Input records start

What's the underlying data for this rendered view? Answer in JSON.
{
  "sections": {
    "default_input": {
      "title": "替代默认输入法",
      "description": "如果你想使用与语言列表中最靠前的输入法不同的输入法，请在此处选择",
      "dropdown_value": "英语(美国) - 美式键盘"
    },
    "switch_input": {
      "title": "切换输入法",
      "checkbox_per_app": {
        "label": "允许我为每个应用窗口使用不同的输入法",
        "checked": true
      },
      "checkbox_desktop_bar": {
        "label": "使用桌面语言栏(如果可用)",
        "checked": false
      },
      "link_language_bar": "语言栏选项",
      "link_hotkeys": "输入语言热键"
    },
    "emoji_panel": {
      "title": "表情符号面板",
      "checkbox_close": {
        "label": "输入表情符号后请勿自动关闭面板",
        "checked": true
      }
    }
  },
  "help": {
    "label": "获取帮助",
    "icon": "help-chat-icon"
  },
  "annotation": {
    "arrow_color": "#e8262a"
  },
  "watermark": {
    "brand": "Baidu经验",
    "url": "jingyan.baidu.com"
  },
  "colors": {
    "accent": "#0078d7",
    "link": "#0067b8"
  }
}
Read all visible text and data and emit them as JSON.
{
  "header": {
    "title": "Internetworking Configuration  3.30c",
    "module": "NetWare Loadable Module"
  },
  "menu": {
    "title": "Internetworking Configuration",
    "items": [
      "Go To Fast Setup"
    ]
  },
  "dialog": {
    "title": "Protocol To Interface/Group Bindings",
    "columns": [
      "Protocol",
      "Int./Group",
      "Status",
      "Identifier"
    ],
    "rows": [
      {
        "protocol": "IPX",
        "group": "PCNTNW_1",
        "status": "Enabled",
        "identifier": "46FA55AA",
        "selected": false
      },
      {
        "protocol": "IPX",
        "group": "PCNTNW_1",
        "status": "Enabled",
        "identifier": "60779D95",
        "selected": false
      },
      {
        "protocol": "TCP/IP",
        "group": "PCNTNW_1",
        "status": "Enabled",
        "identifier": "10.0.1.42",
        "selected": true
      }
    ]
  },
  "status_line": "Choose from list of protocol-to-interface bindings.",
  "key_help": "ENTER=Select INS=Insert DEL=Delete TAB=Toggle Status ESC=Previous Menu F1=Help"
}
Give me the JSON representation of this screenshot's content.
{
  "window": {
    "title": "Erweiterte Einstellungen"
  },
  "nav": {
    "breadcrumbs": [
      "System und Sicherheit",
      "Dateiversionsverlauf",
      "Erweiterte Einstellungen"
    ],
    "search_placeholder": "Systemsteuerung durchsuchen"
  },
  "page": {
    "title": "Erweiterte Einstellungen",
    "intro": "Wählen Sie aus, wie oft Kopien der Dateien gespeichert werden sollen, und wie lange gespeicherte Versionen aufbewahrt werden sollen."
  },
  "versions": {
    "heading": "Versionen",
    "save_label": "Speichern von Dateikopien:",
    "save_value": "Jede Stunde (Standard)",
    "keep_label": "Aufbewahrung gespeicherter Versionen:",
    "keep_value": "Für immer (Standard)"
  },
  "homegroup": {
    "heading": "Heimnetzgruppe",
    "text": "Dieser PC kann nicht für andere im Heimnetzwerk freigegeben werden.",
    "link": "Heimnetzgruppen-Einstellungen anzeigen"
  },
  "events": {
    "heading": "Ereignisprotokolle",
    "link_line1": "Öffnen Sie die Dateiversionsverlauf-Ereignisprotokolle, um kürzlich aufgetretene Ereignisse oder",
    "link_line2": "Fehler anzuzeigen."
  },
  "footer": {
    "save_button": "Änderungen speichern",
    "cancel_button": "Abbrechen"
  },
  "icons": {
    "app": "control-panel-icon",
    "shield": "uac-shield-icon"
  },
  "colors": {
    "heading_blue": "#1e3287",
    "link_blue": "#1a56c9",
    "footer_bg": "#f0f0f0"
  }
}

Input records end

Set task >>
Each line above must be reproduced exactly as it stands.

The completed task >>
What's the underlying data for this rendered view? Answer in JSON.
{
  "sections": {
    "default_input": {
      "title": "替代默认输入法",
      "description": "如果你想使用与语言列表中最靠前的输入法不同的输入法，请在此处选择",
      "dropdown_value": "英语(美国) - 美式键盘"
    },
    "switch_input": {
      "title": "切换输入法",
      "checkbox_per_app": {
        "label": "允许我为每个应用窗口使用不同的输入法",
        "checked": true
      },
      "checkbox_desktop_bar": {
        "label": "使用桌面语言栏(如果可用)",
        "checked": false
      },
      "link_language_bar": "语言栏选项",
      "link_hotkeys": "输入语言热键"
    },
    "emoji_panel": {
      "title": "表情符号面板",
      "checkbox_close": {
        "label": "输入表情符号后请勿自动关闭面板",
        "checked": true
      }
    }
  },
  "help": {
    "label": "获取帮助",
    "icon": "help-chat-icon"
  },
  "annotation": {
    "arrow_color": "#e8262a"
  },
  "watermark": {
    "brand": "Baidu经验",
    "url": "jingyan.baidu.com"
  },
  "colors": {
    "accent": "#0078d7",
    "link": "#0067b8"
  }
}
Read all visible text and data and emit them as JSON.
{
  "header": {
    "title": "Internetworking Configuration  3.30c",
    "module": "NetWare Loadable Module"
  },
  "menu": {
    "title": "Internetworking Configuration",
    "items": [
      "Go To Fast Setup"
    ]
  },
  "dialog": {
    "title": "Protocol To Interface/Group Bindings",
    "columns": [
      "Protocol",
      "Int./Group",
      "Status",
      "Identifier"
    ],
    "rows": [
      {
        "protocol": "IPX",
        "group": "PCNTNW_1",
        "status": "Enabled",
        "identifier": "46FA55AA",
        "selected": false
      },
      {
        "protocol": "IPX",
        "group": "PCNTNW_1",
        "status": "Enabled",
        "identifier": "60779D95",
        "selected": false
      },
      {
        "protocol": "TCP/IP",
        "group": "PCNTNW_1",
        "status": "Enabled",
        "identifier": "10.0.1.42",
        "selected": true
      }
    ]
  },
  "status_line": "Choose from list of protocol-to-interface bindings.",
  "key_help": "ENTER=Select INS=Insert DEL=Delete TAB=Toggle Status ESC=Previous Menu F1=Help"
}
Give me the JSON representation of this screenshot's content.
{
  "window": {
    "title": "Erweiterte Einstellungen"
  },
  "nav": {
    "breadcrumbs": [
      "System und Sicherheit",
      "Dateiversionsverlauf",
      "Erweiterte Einstellungen"
    ],
    "search_placeholder": "Systemsteuerung durchsuchen"
  },
  "page": {
    "title": "Erweiterte Einstellungen",
    "intro": "Wählen Sie aus, wie oft Kopien der Dateien gespeichert werden sollen, und wie lange gespeicherte Versionen aufbewahrt werden sollen."
  },
  "versions": {
    "heading": "Versionen",
    "save_label": "Speichern von Dateikopien:",
    "save_value": "Jede Stunde (Standard)",
    "keep_label": "Aufbewahrung gespeicherter Versionen:",
    "keep_value": "Für immer (Standard)"
  },
  "homegroup": {
    "heading": "Heimnetzgruppe",
    "text": "Dieser PC kann nicht für andere im Heimnetzwerk freigegeben werden.",
    "link": "Heimnetzgruppen-Einstellungen anzeigen"
  },
  "events": {
    "heading": "Ereignisprotokolle",
    "link_line1": "Öffnen Sie die Dateiversionsverlauf-Ereignisprotokolle, um kürzlich aufgetretene Ereignisse oder",
    "link_line2": "Fehler anzuzeigen."
  },
  "footer": {
    "save_button": "Änderungen speichern",
    "cancel_button": "Abbrechen"
  },
  "icons": {
    "app": "control-panel-icon",
    "shield": "uac-shield-icon"
  },
  "colors": {
    "heading_blue": "#1e3287",
    "link_blue": "#1a56c9",
    "footer_bg": "#f0f0f0"
  }
}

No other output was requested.